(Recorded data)
+ + + + +
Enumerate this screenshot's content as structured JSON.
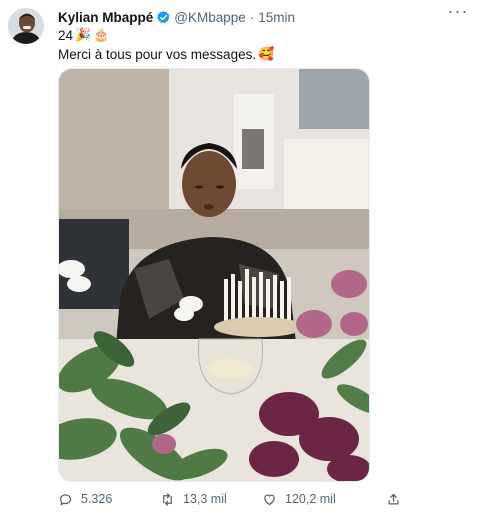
{
  "author": {
    "name": "Kylian Mbappé",
    "handle": "@KMbappe",
    "separator": "·",
    "time": "15min"
  },
  "menu": {
    "more_label": "···"
  },
  "text": {
    "line1": "24",
    "line1_emojis": [
      "🎉",
      "🎂"
    ],
    "line2": "Merci à tous pour vos messages.",
    "line2_emoji": "🥰"
  },
  "icons": {
    "verified": "verified-badge-icon",
    "reply": "reply-icon",
    "retweet": "retweet-icon",
    "like": "heart-icon",
    "share": "share-icon"
  },
  "metrics": {
    "replies": "5.326",
    "retweets": "13,3 mil",
    "likes": "120,2 mil"
  },
  "colors": {
    "verified": "#1d9bf0",
    "text": "#0f1419",
    "secondary": "#536471"
  }
}
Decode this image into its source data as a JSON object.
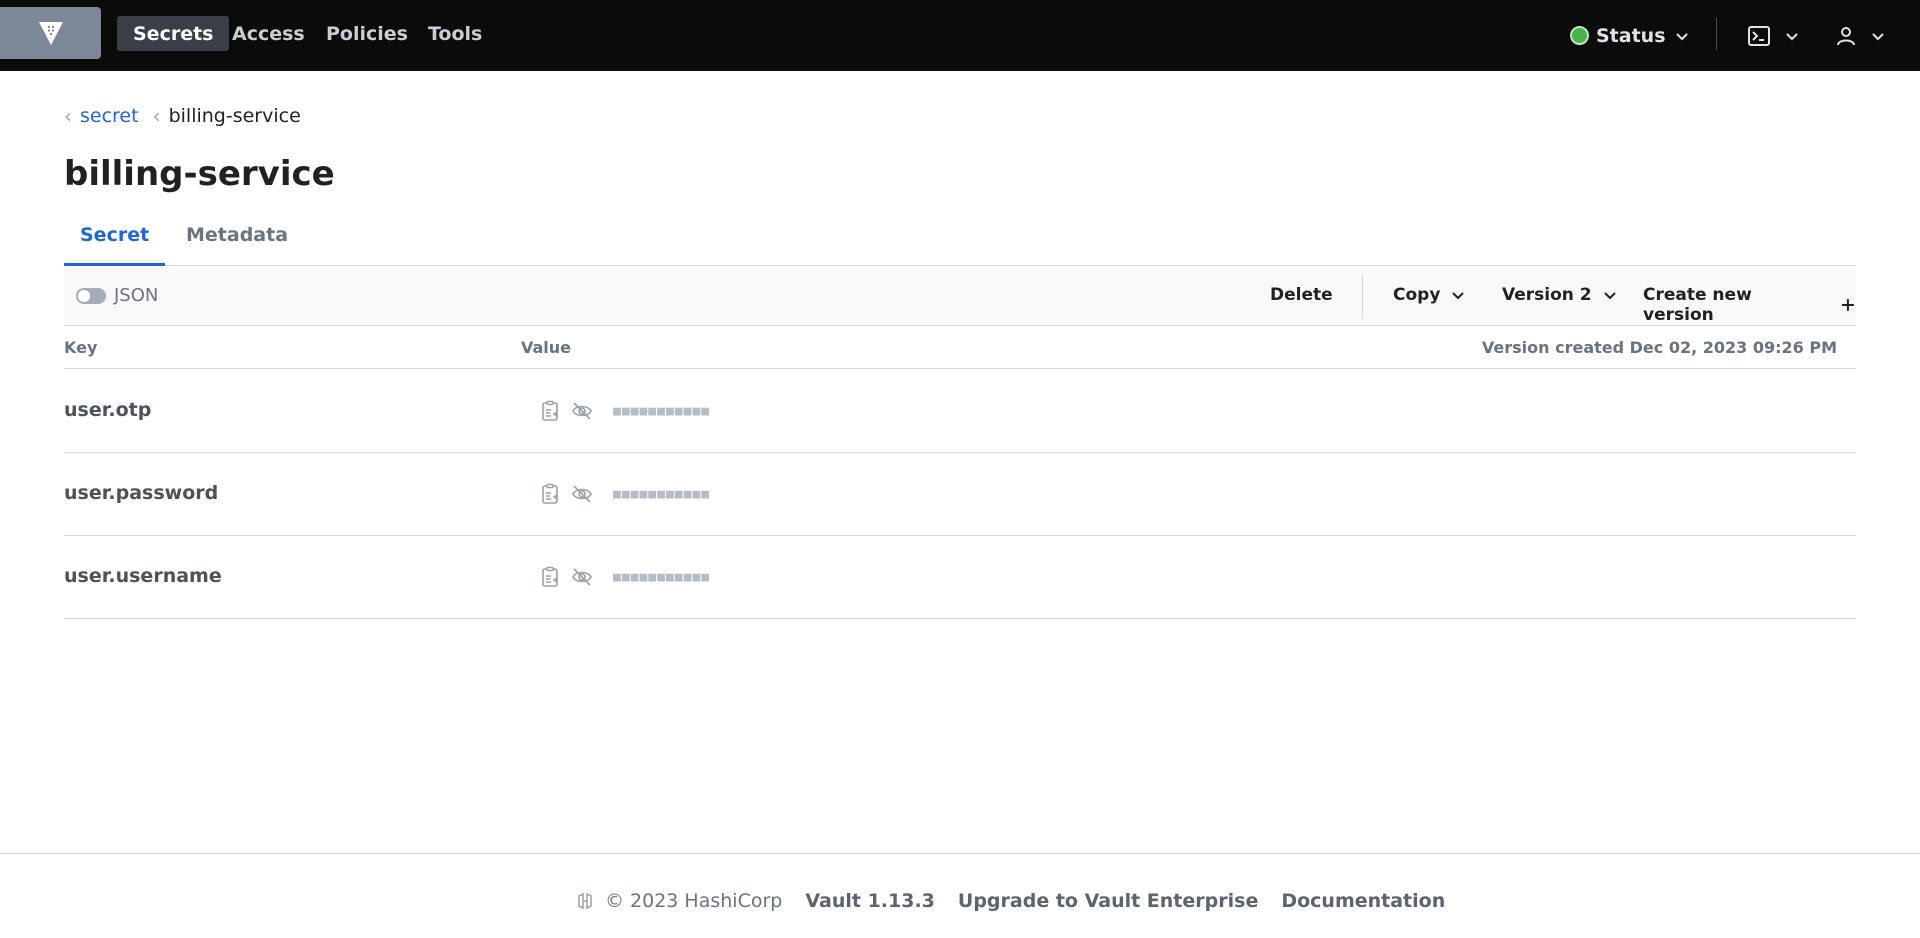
+ + + + +
● Do this
Omitting all images, retype each line of the records precisely.

● Written answer
Enumerate this screenshot's content as structured JSON.
{
  "author": {
    "name": "Kylian Mbappé",
    "handle": "@KMbappe",
    "separator": "·",
    "time": "15min"
  },
  "menu": {
    "more_label": "···"
  },
  "text": {
    "line1": "24",
    "line1_emojis": [
      "🎉",
      "🎂"
    ],
    "line2": "Merci à tous pour vos messages.",
    "line2_emoji": "🥰"
  },
  "icons": {
    "verified": "verified-badge-icon",
    "reply": "reply-icon",
    "retweet": "retweet-icon",
    "like": "heart-icon",
    "share": "share-icon"
  },
  "metrics": {
    "replies": "5.326",
    "retweets": "13,3 mil",
    "likes": "120,2 mil"
  },
  "colors": {
    "verified": "#1d9bf0",
    "text": "#0f1419",
    "secondary": "#536471"
  }
}
Decode this image into its source data as a JSON object.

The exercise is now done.